• _GIVEN REQUEST_: Type out all the records word for word. Any pictures are to be left out.

• _Records from a dataset_:

********

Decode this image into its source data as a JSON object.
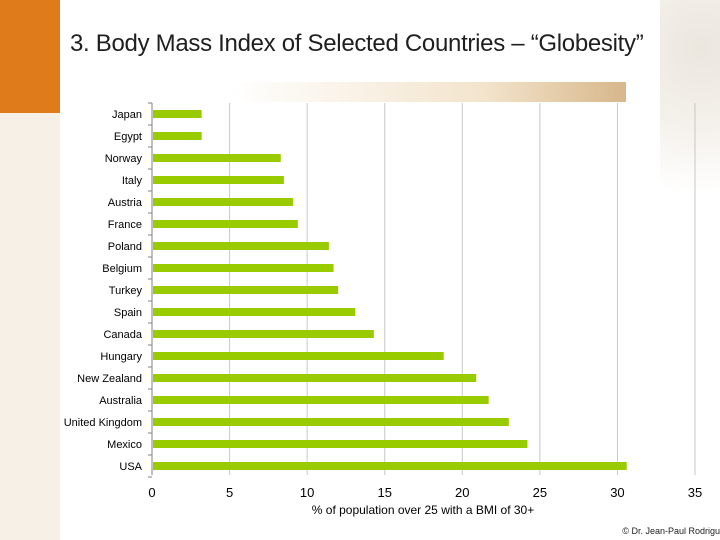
{
  "title": "3. Body Mass Index of Selected Countries – “Globesity”",
  "credit": "© Dr. Jean-Paul Rodrigu",
  "colors": {
    "bar": "#99cc00",
    "accent": "#e07b1c",
    "grid": "#c8c8c8"
  },
  "chart_data": {
    "type": "bar",
    "orientation": "horizontal",
    "title": "3. Body Mass Index of Selected Countries – “Globesity”",
    "xlabel": "% of population over 25 with a BMI of 30+",
    "ylabel": "",
    "xlim": [
      0,
      35
    ],
    "xticks": [
      0,
      5,
      10,
      15,
      20,
      25,
      30,
      35
    ],
    "grid": true,
    "categories": [
      "Japan",
      "Egypt",
      "Norway",
      "Italy",
      "Austria",
      "France",
      "Poland",
      "Belgium",
      "Turkey",
      "Spain",
      "Canada",
      "Hungary",
      "New Zealand",
      "Australia",
      "United Kingdom",
      "Mexico",
      "USA"
    ],
    "values": [
      3.2,
      3.2,
      8.3,
      8.5,
      9.1,
      9.4,
      11.4,
      11.7,
      12.0,
      13.1,
      14.3,
      18.8,
      20.9,
      21.7,
      23.0,
      24.2,
      30.6
    ]
  }
}
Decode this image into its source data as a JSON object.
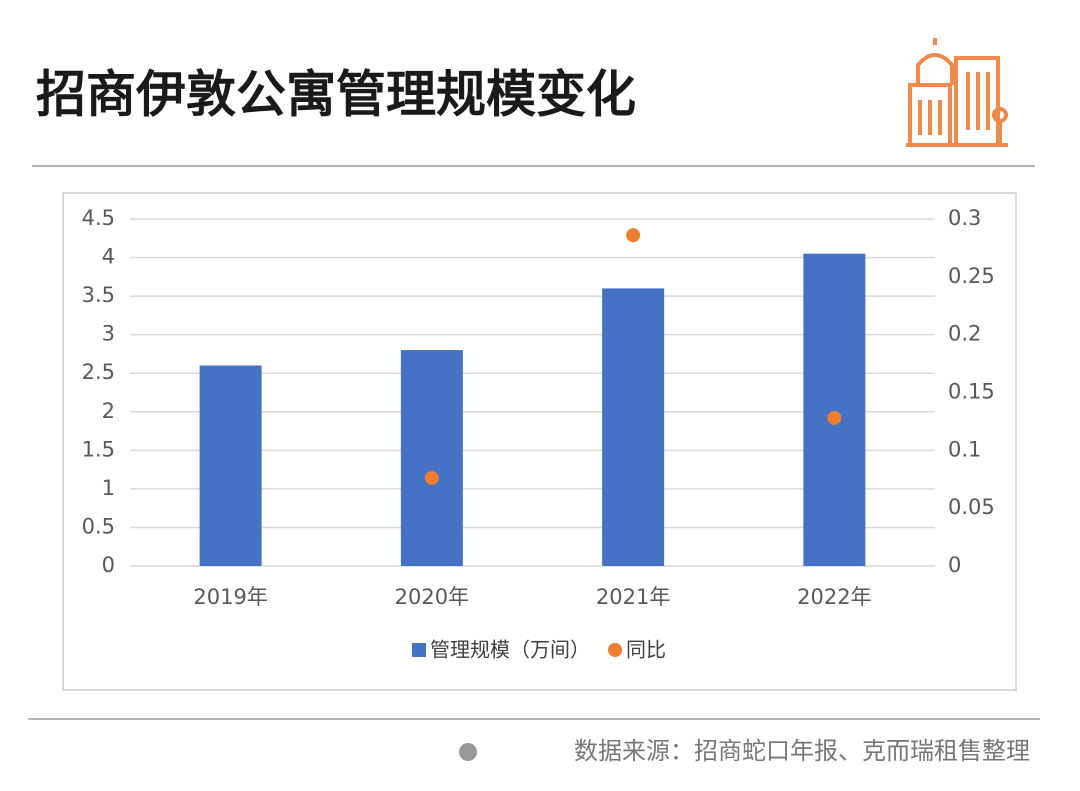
{
  "header": {
    "title": "招商伊敦公寓管理规模变化"
  },
  "chart_data": {
    "type": "bar",
    "categories": [
      "2019年",
      "2020年",
      "2021年",
      "2022年"
    ],
    "series": [
      {
        "name": "管理规模（万间）",
        "type": "bar",
        "color": "#4472c4",
        "values": [
          2.6,
          2.8,
          3.6,
          4.05
        ]
      },
      {
        "name": "同比",
        "type": "scatter",
        "axis": "y2",
        "color": "#ed7d31",
        "values": [
          null,
          0.076,
          0.286,
          0.128
        ]
      }
    ],
    "ylim": [
      0,
      4.5
    ],
    "yticks": [
      0,
      0.5,
      1,
      1.5,
      2,
      2.5,
      3,
      3.5,
      4,
      4.5
    ],
    "y2lim": [
      0,
      0.3
    ],
    "y2ticks": [
      0,
      0.05,
      0.1,
      0.15,
      0.2,
      0.25,
      0.3
    ],
    "grid": true,
    "legend": "bottom"
  },
  "footer": {
    "source": "数据来源：招商蛇口年报、克而瑞租售整理"
  }
}
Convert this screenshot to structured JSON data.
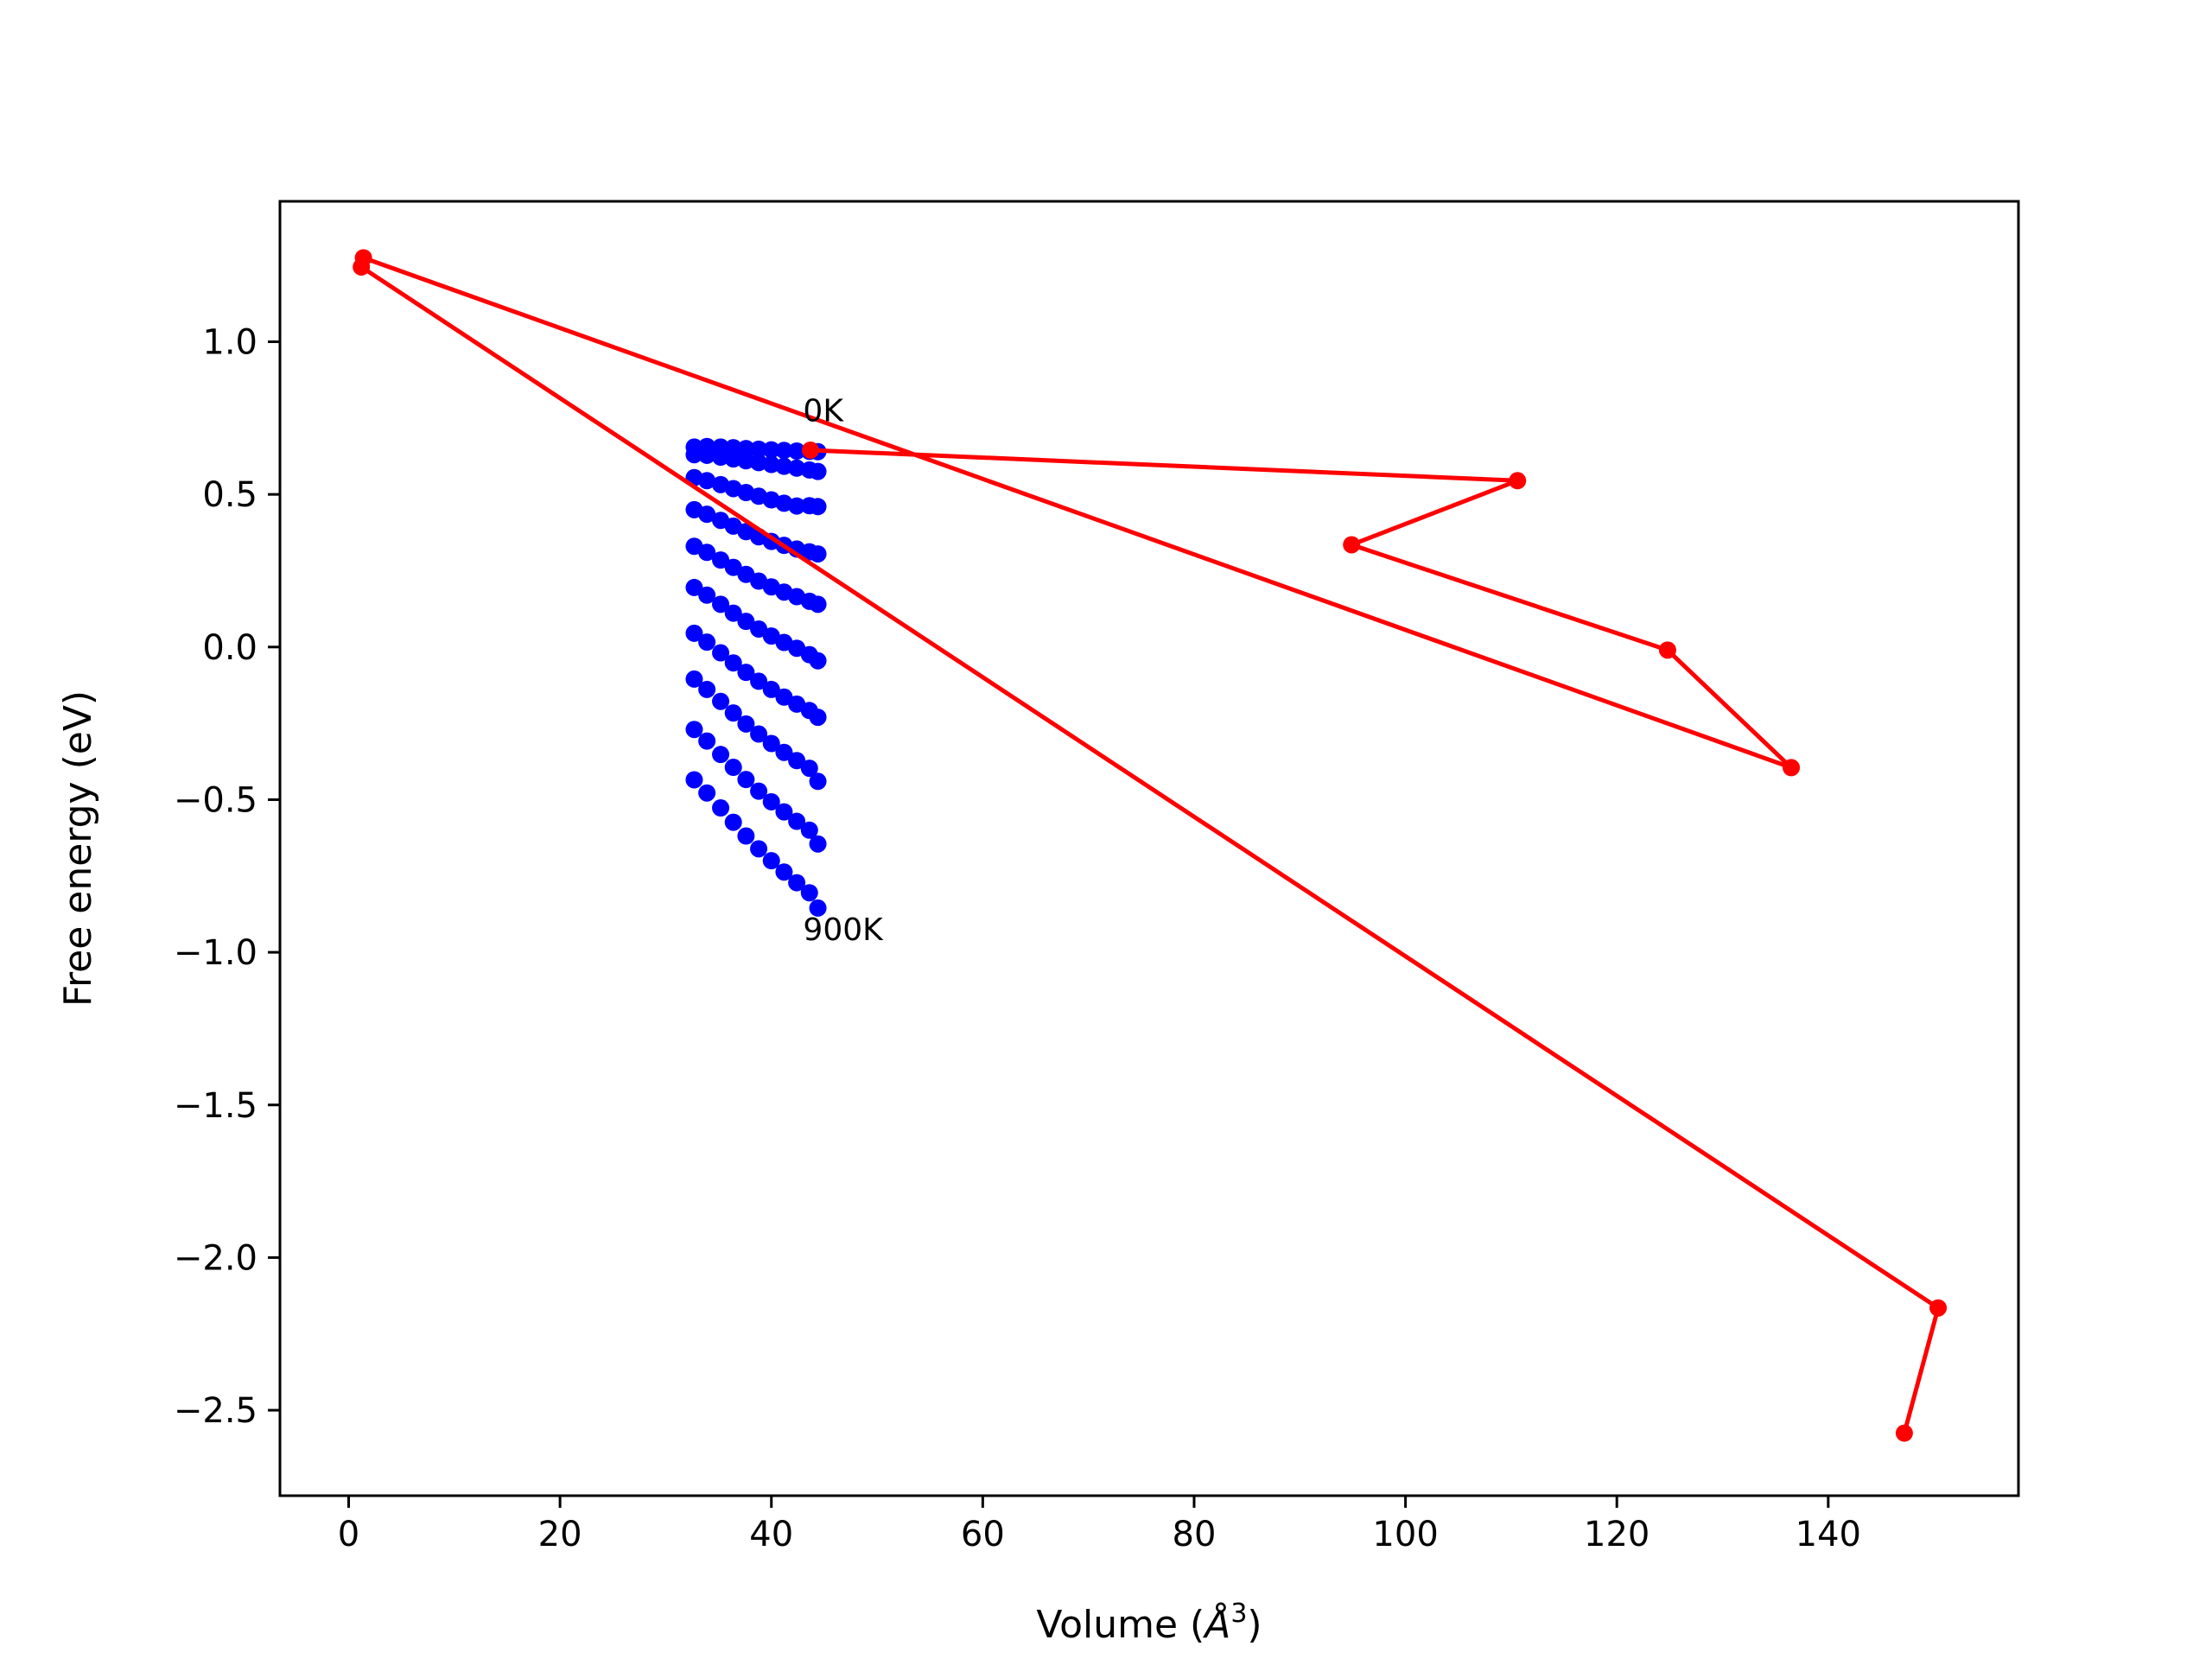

********

• _THE SOLUTION_:
Decode this image into its source data as a JSON object.
{
  "title": "3. Body Mass Index of Selected Countries – “Globesity”",
  "credit": "© Dr. Jean-Paul Rodrigu",
  "colors": {
    "bar": "#99cc00",
    "accent": "#e07b1c",
    "grid": "#c8c8c8"
  },
  "chart_data": {
    "type": "bar",
    "orientation": "horizontal",
    "title": "3. Body Mass Index of Selected Countries – “Globesity”",
    "xlabel": "% of population over 25 with a BMI of 30+",
    "ylabel": "",
    "xlim": [
      0,
      35
    ],
    "xticks": [
      0,
      5,
      10,
      15,
      20,
      25,
      30,
      35
    ],
    "grid": true,
    "categories": [
      "Japan",
      "Egypt",
      "Norway",
      "Italy",
      "Austria",
      "France",
      "Poland",
      "Belgium",
      "Turkey",
      "Spain",
      "Canada",
      "Hungary",
      "New Zealand",
      "Australia",
      "United Kingdom",
      "Mexico",
      "USA"
    ],
    "values": [
      3.2,
      3.2,
      8.3,
      8.5,
      9.1,
      9.4,
      11.4,
      11.7,
      12.0,
      13.1,
      14.3,
      18.8,
      20.9,
      21.7,
      23.0,
      24.2,
      30.6
    ]
  }
}
Decode this image into its source data as a JSON object.
{
  "header": {
    "title": "招商伊敦公寓管理规模变化"
  },
  "chart_data": {
    "type": "bar",
    "categories": [
      "2019年",
      "2020年",
      "2021年",
      "2022年"
    ],
    "series": [
      {
        "name": "管理规模（万间）",
        "type": "bar",
        "color": "#4472c4",
        "values": [
          2.6,
          2.8,
          3.6,
          4.05
        ]
      },
      {
        "name": "同比",
        "type": "scatter",
        "axis": "y2",
        "color": "#ed7d31",
        "values": [
          null,
          0.076,
          0.286,
          0.128
        ]
      }
    ],
    "ylim": [
      0,
      4.5
    ],
    "yticks": [
      0,
      0.5,
      1,
      1.5,
      2,
      2.5,
      3,
      3.5,
      4,
      4.5
    ],
    "y2lim": [
      0,
      0.3
    ],
    "y2ticks": [
      0,
      0.05,
      0.1,
      0.15,
      0.2,
      0.25,
      0.3
    ],
    "grid": true,
    "legend": "bottom"
  },
  "footer": {
    "source": "数据来源：招商蛇口年报、克而瑞租售整理"
  }
}
Convert this screenshot to structured JSON data.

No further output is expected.